▸ Short exercise
Your task is to transcribe all of the records exactly and leave out the pictures.

▸ Data provided
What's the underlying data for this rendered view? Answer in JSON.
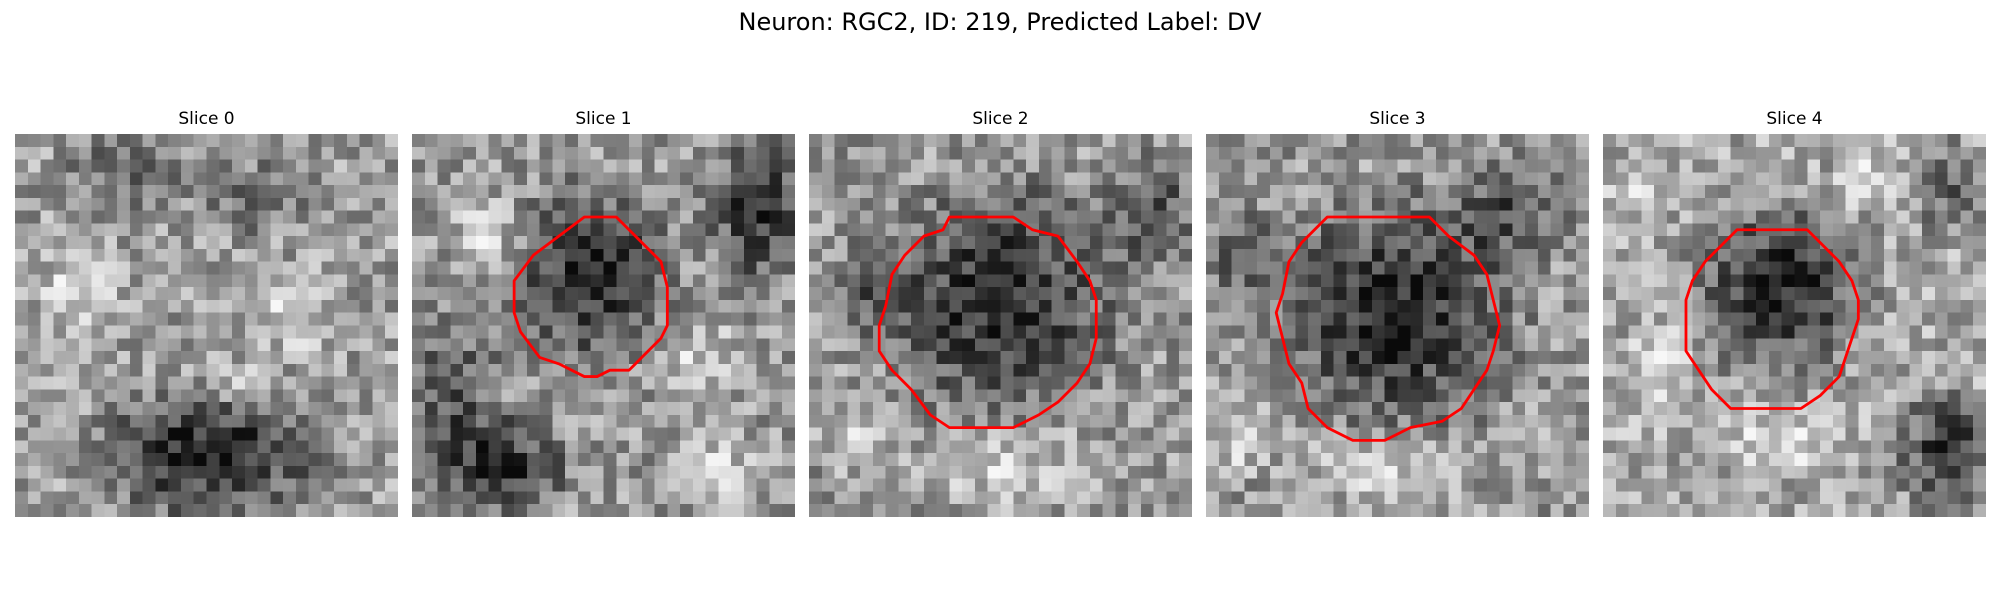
{
  "figure": {
    "title": "Neuron: RGC2, ID: 219, Predicted Label: DV"
  },
  "panels": [
    {
      "title": "Slice 0",
      "has_contour": false
    },
    {
      "title": "Slice 1",
      "has_contour": true
    },
    {
      "title": "Slice 2",
      "has_contour": true
    },
    {
      "title": "Slice 3",
      "has_contour": true
    },
    {
      "title": "Slice 4",
      "has_contour": true
    }
  ],
  "colors": {
    "contour": "#ff0000"
  }
}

▸ Solution to this exercise
What's the underlying data for this rendered view? Answer in JSON.
{
  "figure": {
    "title": "Neuron: RGC2, ID: 219, Predicted Label: DV"
  },
  "panels": [
    {
      "title": "Slice 0",
      "has_contour": false
    },
    {
      "title": "Slice 1",
      "has_contour": true
    },
    {
      "title": "Slice 2",
      "has_contour": true
    },
    {
      "title": "Slice 3",
      "has_contour": true
    },
    {
      "title": "Slice 4",
      "has_contour": true
    }
  ],
  "colors": {
    "contour": "#ff0000"
  }
}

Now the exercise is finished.